# SOURCE EXCERPT
__________________________________________________
Insertion/deletion at the head: O(1).
Insertion/deletion at the tail: O(1).
Insertion/deletion at a given position: O(n) because you must traverse to the position first.
Here is a simple example: if we want to delete node 9, we need to traverse the list to locate the node, then adjust the relevant pointers accordingly.
RandomAccess is a marker interface indicating that a class supports fast random access (i.e., constant-time indexed access). Since LinkedList is based on a linked list, with non-contiguous memory and traversal needed to reach a given position, it does not support fast random access and thus cannot implement RandomAccess.
Thread-safety: Both ArrayList and LinkedList are not synchronized; neither is thread-safe.
Underlying data structure: ArrayList uses a plain Object[] array; LinkedList uses a doubly linked list (JDK 1.6 had circular lists, JDK 1.7 removed them. Note the difference between doubly linked list and doubly circular list).
Insert/delete time depending on position:
ArrayList stores data in an array, so insertion and deletion times depend on position. For example, add(E e) appends to the end by default with O(1). If inserting or deleting at a specific position i (add(int index, E element)), the time is O(n) since elements after i must be shifted.
LinkedList stores data in a linked list, so head/tail insertions or deletions do not depend on element position (add(E e), addFirst(E e), addLast(E e), removeFirst(), removeLast()) with O(1). If inserting or deleting at a specific position i (add(int index, E element), remove(Object o), remove(int index)), time is O(n) because you must traverse to the position first.
Fast random access support: LinkedList does not support efficient random access, while ArrayList (which implements RandomAccess) does. Fast random access means quickly retrieving elements by index (get(int index)).
__________________________________________________
# ENTRIES
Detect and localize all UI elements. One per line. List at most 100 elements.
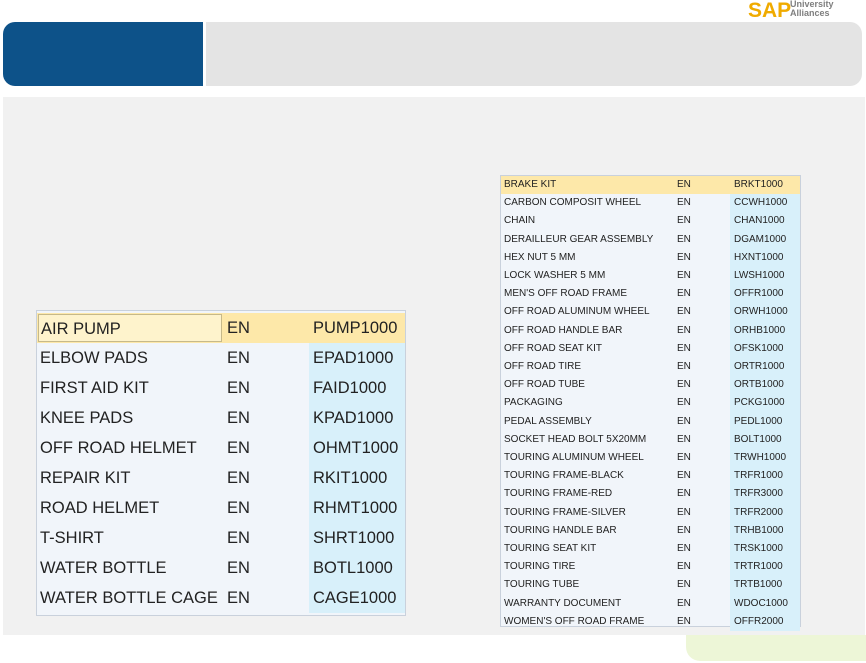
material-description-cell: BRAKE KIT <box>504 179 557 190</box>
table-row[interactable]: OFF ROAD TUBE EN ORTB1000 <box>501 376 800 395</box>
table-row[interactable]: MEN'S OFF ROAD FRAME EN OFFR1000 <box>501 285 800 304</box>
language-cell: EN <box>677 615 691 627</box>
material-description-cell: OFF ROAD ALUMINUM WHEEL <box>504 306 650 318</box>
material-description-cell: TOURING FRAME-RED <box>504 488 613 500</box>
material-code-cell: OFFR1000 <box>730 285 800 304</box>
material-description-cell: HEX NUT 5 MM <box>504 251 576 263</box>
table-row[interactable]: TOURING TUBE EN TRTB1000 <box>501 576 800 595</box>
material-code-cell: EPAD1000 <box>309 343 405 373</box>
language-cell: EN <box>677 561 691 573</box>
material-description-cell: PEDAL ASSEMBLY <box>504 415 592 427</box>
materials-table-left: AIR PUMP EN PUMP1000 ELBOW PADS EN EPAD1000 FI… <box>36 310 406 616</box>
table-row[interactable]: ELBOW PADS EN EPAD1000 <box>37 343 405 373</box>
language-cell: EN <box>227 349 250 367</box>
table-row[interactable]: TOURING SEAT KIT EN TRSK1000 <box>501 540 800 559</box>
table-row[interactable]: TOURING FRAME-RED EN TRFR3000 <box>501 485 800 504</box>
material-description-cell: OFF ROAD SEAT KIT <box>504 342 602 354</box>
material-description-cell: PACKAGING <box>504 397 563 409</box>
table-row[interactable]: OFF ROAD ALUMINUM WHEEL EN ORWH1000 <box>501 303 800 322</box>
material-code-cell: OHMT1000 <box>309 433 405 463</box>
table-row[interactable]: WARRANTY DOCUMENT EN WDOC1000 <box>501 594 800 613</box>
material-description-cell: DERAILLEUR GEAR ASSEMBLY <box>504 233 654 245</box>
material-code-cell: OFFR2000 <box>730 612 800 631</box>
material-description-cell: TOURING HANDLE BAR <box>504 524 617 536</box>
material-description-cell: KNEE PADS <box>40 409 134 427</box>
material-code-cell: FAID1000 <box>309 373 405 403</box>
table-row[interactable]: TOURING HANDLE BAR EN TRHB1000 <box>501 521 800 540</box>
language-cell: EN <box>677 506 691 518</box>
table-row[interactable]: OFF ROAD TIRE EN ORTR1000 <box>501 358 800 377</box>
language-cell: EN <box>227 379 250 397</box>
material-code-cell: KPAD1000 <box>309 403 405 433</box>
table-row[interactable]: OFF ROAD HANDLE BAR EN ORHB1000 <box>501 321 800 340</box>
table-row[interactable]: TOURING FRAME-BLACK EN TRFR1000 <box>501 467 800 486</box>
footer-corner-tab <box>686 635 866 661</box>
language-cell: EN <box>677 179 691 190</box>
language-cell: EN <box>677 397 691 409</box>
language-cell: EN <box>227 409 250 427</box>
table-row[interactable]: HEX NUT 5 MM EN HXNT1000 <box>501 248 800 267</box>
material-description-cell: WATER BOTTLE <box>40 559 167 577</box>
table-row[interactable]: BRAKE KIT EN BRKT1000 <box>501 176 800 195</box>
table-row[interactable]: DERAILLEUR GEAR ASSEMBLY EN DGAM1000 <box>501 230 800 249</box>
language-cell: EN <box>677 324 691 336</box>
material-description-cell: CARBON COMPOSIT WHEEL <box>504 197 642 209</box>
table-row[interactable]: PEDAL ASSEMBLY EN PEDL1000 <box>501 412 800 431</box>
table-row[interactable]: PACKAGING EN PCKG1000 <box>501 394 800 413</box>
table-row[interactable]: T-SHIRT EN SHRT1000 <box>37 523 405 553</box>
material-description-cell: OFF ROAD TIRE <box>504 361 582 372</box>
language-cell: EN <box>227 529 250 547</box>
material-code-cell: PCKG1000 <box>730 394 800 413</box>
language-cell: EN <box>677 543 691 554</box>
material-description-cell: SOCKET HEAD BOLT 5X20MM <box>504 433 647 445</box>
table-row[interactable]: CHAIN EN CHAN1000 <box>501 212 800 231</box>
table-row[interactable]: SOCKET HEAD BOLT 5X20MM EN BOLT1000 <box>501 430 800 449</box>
__________________________________________________
# WHAT TO PRODUCE
In the ArrayList and LinkedList comparison, what underlying data structure does ArrayList use?

# EXERCISE SOLUTION
ArrayList uses a plain Object[] array.